(Items from a figure collection)
========================================================================

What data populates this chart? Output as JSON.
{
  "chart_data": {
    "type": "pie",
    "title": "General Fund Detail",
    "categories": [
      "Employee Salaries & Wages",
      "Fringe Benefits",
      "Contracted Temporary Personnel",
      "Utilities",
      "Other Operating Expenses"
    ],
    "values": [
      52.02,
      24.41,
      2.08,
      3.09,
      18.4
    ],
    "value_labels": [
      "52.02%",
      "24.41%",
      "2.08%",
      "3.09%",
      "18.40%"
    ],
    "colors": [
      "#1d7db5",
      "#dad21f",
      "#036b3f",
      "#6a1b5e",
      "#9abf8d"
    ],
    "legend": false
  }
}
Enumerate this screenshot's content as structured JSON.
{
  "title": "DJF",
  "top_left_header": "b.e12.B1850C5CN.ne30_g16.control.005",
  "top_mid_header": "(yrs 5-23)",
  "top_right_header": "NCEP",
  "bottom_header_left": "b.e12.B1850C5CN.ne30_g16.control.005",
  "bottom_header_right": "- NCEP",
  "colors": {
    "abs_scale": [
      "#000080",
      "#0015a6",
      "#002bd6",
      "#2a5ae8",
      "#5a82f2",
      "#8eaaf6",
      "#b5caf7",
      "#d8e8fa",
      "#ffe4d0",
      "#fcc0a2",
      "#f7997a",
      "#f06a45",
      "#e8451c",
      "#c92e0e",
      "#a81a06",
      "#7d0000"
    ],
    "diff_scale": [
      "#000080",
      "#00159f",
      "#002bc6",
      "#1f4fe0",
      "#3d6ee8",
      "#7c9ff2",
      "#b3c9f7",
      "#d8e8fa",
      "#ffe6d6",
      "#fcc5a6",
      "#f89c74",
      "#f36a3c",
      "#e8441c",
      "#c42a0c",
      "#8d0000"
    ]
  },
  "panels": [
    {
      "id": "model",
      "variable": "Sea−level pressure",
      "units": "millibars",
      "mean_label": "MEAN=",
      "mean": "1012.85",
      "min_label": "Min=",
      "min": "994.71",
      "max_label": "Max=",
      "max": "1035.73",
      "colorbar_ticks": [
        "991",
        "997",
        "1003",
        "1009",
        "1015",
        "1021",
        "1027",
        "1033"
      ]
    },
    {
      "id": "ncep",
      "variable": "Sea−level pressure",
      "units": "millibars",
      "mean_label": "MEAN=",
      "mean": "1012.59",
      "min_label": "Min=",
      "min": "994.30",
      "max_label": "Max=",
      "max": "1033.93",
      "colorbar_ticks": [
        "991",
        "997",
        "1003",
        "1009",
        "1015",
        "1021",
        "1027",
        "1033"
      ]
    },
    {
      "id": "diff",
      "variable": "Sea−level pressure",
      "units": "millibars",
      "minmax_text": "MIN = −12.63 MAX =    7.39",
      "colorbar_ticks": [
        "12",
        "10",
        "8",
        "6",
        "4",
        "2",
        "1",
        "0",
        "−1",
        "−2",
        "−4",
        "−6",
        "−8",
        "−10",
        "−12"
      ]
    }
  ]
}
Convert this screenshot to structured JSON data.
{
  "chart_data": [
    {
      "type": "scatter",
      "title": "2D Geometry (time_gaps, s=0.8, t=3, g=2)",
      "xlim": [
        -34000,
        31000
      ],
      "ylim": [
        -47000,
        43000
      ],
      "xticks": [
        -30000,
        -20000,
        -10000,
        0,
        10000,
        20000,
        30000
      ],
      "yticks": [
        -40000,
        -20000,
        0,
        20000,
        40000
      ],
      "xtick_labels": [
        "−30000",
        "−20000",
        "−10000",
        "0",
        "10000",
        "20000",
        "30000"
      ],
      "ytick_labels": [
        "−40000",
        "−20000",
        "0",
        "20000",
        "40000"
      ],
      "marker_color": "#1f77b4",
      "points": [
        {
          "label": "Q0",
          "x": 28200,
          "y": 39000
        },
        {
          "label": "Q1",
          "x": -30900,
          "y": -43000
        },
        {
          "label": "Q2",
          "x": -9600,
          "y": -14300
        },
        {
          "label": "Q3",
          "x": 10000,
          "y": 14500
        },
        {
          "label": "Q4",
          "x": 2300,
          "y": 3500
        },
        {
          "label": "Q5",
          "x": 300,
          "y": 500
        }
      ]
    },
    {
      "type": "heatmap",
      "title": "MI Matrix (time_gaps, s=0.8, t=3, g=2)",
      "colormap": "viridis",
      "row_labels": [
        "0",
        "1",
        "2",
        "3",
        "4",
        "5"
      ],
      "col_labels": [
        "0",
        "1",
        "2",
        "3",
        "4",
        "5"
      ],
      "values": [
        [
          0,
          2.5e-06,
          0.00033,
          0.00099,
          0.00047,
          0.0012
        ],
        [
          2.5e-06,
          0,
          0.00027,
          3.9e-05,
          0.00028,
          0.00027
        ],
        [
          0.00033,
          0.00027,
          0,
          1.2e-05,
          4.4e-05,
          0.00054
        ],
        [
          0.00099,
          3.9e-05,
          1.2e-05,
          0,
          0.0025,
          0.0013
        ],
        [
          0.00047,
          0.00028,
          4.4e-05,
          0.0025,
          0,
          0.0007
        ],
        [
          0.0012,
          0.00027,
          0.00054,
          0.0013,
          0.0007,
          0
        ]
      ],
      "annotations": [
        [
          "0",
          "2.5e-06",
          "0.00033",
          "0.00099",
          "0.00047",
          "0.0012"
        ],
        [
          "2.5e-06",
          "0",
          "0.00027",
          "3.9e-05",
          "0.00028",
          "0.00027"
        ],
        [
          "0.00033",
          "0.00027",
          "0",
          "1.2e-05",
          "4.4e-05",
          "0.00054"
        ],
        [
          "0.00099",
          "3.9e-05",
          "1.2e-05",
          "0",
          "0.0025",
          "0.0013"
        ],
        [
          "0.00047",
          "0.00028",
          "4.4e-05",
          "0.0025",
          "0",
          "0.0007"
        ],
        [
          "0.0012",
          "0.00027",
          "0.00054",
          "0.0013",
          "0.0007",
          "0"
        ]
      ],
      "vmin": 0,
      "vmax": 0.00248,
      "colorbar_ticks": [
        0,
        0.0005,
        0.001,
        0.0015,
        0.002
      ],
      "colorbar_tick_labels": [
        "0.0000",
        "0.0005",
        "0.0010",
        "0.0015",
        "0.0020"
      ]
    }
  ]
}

========================================================================

> _Work to be completed_
Every line above should be written out again exactly as it stands.

> _Written reply_
What data populates this chart? Output as JSON.
{
  "chart_data": {
    "type": "pie",
    "title": "General Fund Detail",
    "categories": [
      "Employee Salaries & Wages",
      "Fringe Benefits",
      "Contracted Temporary Personnel",
      "Utilities",
      "Other Operating Expenses"
    ],
    "values": [
      52.02,
      24.41,
      2.08,
      3.09,
      18.4
    ],
    "value_labels": [
      "52.02%",
      "24.41%",
      "2.08%",
      "3.09%",
      "18.40%"
    ],
    "colors": [
      "#1d7db5",
      "#dad21f",
      "#036b3f",
      "#6a1b5e",
      "#9abf8d"
    ],
    "legend": false
  }
}
Enumerate this screenshot's content as structured JSON.
{
  "title": "DJF",
  "top_left_header": "b.e12.B1850C5CN.ne30_g16.control.005",
  "top_mid_header": "(yrs 5-23)",
  "top_right_header": "NCEP",
  "bottom_header_left": "b.e12.B1850C5CN.ne30_g16.control.005",
  "bottom_header_right": "- NCEP",
  "colors": {
    "abs_scale": [
      "#000080",
      "#0015a6",
      "#002bd6",
      "#2a5ae8",
      "#5a82f2",
      "#8eaaf6",
      "#b5caf7",
      "#d8e8fa",
      "#ffe4d0",
      "#fcc0a2",
      "#f7997a",
      "#f06a45",
      "#e8451c",
      "#c92e0e",
      "#a81a06",
      "#7d0000"
    ],
    "diff_scale": [
      "#000080",
      "#00159f",
      "#002bc6",
      "#1f4fe0",
      "#3d6ee8",
      "#7c9ff2",
      "#b3c9f7",
      "#d8e8fa",
      "#ffe6d6",
      "#fcc5a6",
      "#f89c74",
      "#f36a3c",
      "#e8441c",
      "#c42a0c",
      "#8d0000"
    ]
  },
  "panels": [
    {
      "id": "model",
      "variable": "Sea−level pressure",
      "units": "millibars",
      "mean_label": "MEAN=",
      "mean": "1012.85",
      "min_label": "Min=",
      "min": "994.71",
      "max_label": "Max=",
      "max": "1035.73",
      "colorbar_ticks": [
        "991",
        "997",
        "1003",
        "1009",
        "1015",
        "1021",
        "1027",
        "1033"
      ]
    },
    {
      "id": "ncep",
      "variable": "Sea−level pressure",
      "units": "millibars",
      "mean_label": "MEAN=",
      "mean": "1012.59",
      "min_label": "Min=",
      "min": "994.30",
      "max_label": "Max=",
      "max": "1033.93",
      "colorbar_ticks": [
        "991",
        "997",
        "1003",
        "1009",
        "1015",
        "1021",
        "1027",
        "1033"
      ]
    },
    {
      "id": "diff",
      "variable": "Sea−level pressure",
      "units": "millibars",
      "minmax_text": "MIN = −12.63 MAX =    7.39",
      "colorbar_ticks": [
        "12",
        "10",
        "8",
        "6",
        "4",
        "2",
        "1",
        "0",
        "−1",
        "−2",
        "−4",
        "−6",
        "−8",
        "−10",
        "−12"
      ]
    }
  ]
}
Convert this screenshot to structured JSON data.
{
  "chart_data": [
    {
      "type": "scatter",
      "title": "2D Geometry (time_gaps, s=0.8, t=3, g=2)",
      "xlim": [
        -34000,
        31000
      ],
      "ylim": [
        -47000,
        43000
      ],
      "xticks": [
        -30000,
        -20000,
        -10000,
        0,
        10000,
        20000,
        30000
      ],
      "yticks": [
        -40000,
        -20000,
        0,
        20000,
        40000
      ],
      "xtick_labels": [
        "−30000",
        "−20000",
        "−10000",
        "0",
        "10000",
        "20000",
        "30000"
      ],
      "ytick_labels": [
        "−40000",
        "−20000",
        "0",
        "20000",
        "40000"
      ],
      "marker_color": "#1f77b4",
      "points": [
        {
          "label": "Q0",
          "x": 28200,
          "y": 39000
        },
        {
          "label": "Q1",
          "x": -30900,
          "y": -43000
        },
        {
          "label": "Q2",
          "x": -9600,
          "y": -14300
        },
        {
          "label": "Q3",
          "x": 10000,
          "y": 14500
        },
        {
          "label": "Q4",
          "x": 2300,
          "y": 3500
        },
        {
          "label": "Q5",
          "x": 300,
          "y": 500
        }
      ]
    },
    {
      "type": "heatmap",
      "title": "MI Matrix (time_gaps, s=0.8, t=3, g=2)",
      "colormap": "viridis",
      "row_labels": [
        "0",
        "1",
        "2",
        "3",
        "4",
        "5"
      ],
      "col_labels": [
        "0",
        "1",
        "2",
        "3",
        "4",
        "5"
      ],
      "values": [
        [
          0,
          2.5e-06,
          0.00033,
          0.00099,
          0.00047,
          0.0012
        ],
        [
          2.5e-06,
          0,
          0.00027,
          3.9e-05,
          0.00028,
          0.00027
        ],
        [
          0.00033,
          0.00027,
          0,
          1.2e-05,
          4.4e-05,
          0.00054
        ],
        [
          0.00099,
          3.9e-05,
          1.2e-05,
          0,
          0.0025,
          0.0013
        ],
        [
          0.00047,
          0.00028,
          4.4e-05,
          0.0025,
          0,
          0.0007
        ],
        [
          0.0012,
          0.00027,
          0.00054,
          0.0013,
          0.0007,
          0
        ]
      ],
      "annotations": [
        [
          "0",
          "2.5e-06",
          "0.00033",
          "0.00099",
          "0.00047",
          "0.0012"
        ],
        [
          "2.5e-06",
          "0",
          "0.00027",
          "3.9e-05",
          "0.00028",
          "0.00027"
        ],
        [
          "0.00033",
          "0.00027",
          "0",
          "1.2e-05",
          "4.4e-05",
          "0.00054"
        ],
        [
          "0.00099",
          "3.9e-05",
          "1.2e-05",
          "0",
          "0.0025",
          "0.0013"
        ],
        [
          "0.00047",
          "0.00028",
          "4.4e-05",
          "0.0025",
          "0",
          "0.0007"
        ],
        [
          "0.0012",
          "0.00027",
          "0.00054",
          "0.0013",
          "0.0007",
          "0"
        ]
      ],
      "vmin": 0,
      "vmax": 0.00248,
      "colorbar_ticks": [
        0,
        0.0005,
        0.001,
        0.0015,
        0.002
      ],
      "colorbar_tick_labels": [
        "0.0000",
        "0.0005",
        "0.0010",
        "0.0015",
        "0.0020"
      ]
    }
  ]
}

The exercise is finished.